## Records
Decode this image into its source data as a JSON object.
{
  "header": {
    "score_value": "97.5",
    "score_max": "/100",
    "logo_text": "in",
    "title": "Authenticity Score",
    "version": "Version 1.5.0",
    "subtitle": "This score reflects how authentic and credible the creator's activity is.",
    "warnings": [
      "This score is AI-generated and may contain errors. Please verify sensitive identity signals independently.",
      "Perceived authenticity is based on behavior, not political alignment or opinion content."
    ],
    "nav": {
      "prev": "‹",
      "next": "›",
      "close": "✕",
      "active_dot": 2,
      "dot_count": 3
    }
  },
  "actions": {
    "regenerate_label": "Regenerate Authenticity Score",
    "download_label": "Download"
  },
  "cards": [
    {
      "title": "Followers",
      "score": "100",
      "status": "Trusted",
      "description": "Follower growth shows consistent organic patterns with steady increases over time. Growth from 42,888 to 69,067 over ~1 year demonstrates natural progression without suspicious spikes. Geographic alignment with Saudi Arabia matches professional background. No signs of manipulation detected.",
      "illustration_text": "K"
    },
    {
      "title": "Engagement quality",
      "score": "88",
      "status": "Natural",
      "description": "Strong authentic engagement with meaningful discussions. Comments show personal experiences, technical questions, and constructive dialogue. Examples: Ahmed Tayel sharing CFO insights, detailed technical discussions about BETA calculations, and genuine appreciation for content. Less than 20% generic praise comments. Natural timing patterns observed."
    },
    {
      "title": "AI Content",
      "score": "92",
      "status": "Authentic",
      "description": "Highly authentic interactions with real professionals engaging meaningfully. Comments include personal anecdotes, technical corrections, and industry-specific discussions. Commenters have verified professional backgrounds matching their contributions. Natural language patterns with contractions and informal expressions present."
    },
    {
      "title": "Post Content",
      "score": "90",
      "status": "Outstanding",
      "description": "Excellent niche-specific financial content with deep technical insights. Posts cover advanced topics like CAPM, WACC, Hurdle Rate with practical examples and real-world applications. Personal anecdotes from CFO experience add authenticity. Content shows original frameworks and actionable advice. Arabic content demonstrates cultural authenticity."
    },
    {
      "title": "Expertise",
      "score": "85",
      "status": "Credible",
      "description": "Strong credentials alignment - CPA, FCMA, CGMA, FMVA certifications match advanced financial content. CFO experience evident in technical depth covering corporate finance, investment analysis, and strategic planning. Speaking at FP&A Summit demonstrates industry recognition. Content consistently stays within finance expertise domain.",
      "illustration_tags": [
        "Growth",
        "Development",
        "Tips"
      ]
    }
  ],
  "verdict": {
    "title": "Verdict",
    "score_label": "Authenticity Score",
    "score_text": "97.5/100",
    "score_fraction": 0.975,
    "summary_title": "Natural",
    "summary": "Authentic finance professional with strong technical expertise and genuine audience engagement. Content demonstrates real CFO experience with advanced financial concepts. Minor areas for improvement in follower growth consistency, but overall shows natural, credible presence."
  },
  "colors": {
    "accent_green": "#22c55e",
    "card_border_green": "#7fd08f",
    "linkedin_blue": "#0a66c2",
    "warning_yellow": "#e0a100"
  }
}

## WHAT YOU HAVE TO DO
Please repeat the listing above in full and exactly.

## SOLUTION TO THIS PROBLEM
Decode this image into its source data as a JSON object.
{
  "header": {
    "score_value": "97.5",
    "score_max": "/100",
    "logo_text": "in",
    "title": "Authenticity Score",
    "version": "Version 1.5.0",
    "subtitle": "This score reflects how authentic and credible the creator's activity is.",
    "warnings": [
      "This score is AI-generated and may contain errors. Please verify sensitive identity signals independently.",
      "Perceived authenticity is based on behavior, not political alignment or opinion content."
    ],
    "nav": {
      "prev": "‹",
      "next": "›",
      "close": "✕",
      "active_dot": 2,
      "dot_count": 3
    }
  },
  "actions": {
    "regenerate_label": "Regenerate Authenticity Score",
    "download_label": "Download"
  },
  "cards": [
    {
      "title": "Followers",
      "score": "100",
      "status": "Trusted",
      "description": "Follower growth shows consistent organic patterns with steady increases over time. Growth from 42,888 to 69,067 over ~1 year demonstrates natural progression without suspicious spikes. Geographic alignment with Saudi Arabia matches professional background. No signs of manipulation detected.",
      "illustration_text": "K"
    },
    {
      "title": "Engagement quality",
      "score": "88",
      "status": "Natural",
      "description": "Strong authentic engagement with meaningful discussions. Comments show personal experiences, technical questions, and constructive dialogue. Examples: Ahmed Tayel sharing CFO insights, detailed technical discussions about BETA calculations, and genuine appreciation for content. Less than 20% generic praise comments. Natural timing patterns observed."
    },
    {
      "title": "AI Content",
      "score": "92",
      "status": "Authentic",
      "description": "Highly authentic interactions with real professionals engaging meaningfully. Comments include personal anecdotes, technical corrections, and industry-specific discussions. Commenters have verified professional backgrounds matching their contributions. Natural language patterns with contractions and informal expressions present."
    },
    {
      "title": "Post Content",
      "score": "90",
      "status": "Outstanding",
      "description": "Excellent niche-specific financial content with deep technical insights. Posts cover advanced topics like CAPM, WACC, Hurdle Rate with practical examples and real-world applications. Personal anecdotes from CFO experience add authenticity. Content shows original frameworks and actionable advice. Arabic content demonstrates cultural authenticity."
    },
    {
      "title": "Expertise",
      "score": "85",
      "status": "Credible",
      "description": "Strong credentials alignment - CPA, FCMA, CGMA, FMVA certifications match advanced financial content. CFO experience evident in technical depth covering corporate finance, investment analysis, and strategic planning. Speaking at FP&A Summit demonstrates industry recognition. Content consistently stays within finance expertise domain.",
      "illustration_tags": [
        "Growth",
        "Development",
        "Tips"
      ]
    }
  ],
  "verdict": {
    "title": "Verdict",
    "score_label": "Authenticity Score",
    "score_text": "97.5/100",
    "score_fraction": 0.975,
    "summary_title": "Natural",
    "summary": "Authentic finance professional with strong technical expertise and genuine audience engagement. Content demonstrates real CFO experience with advanced financial concepts. Minor areas for improvement in follower growth consistency, but overall shows natural, credible presence."
  },
  "colors": {
    "accent_green": "#22c55e",
    "card_border_green": "#7fd08f",
    "linkedin_blue": "#0a66c2",
    "warning_yellow": "#e0a100"
  }
}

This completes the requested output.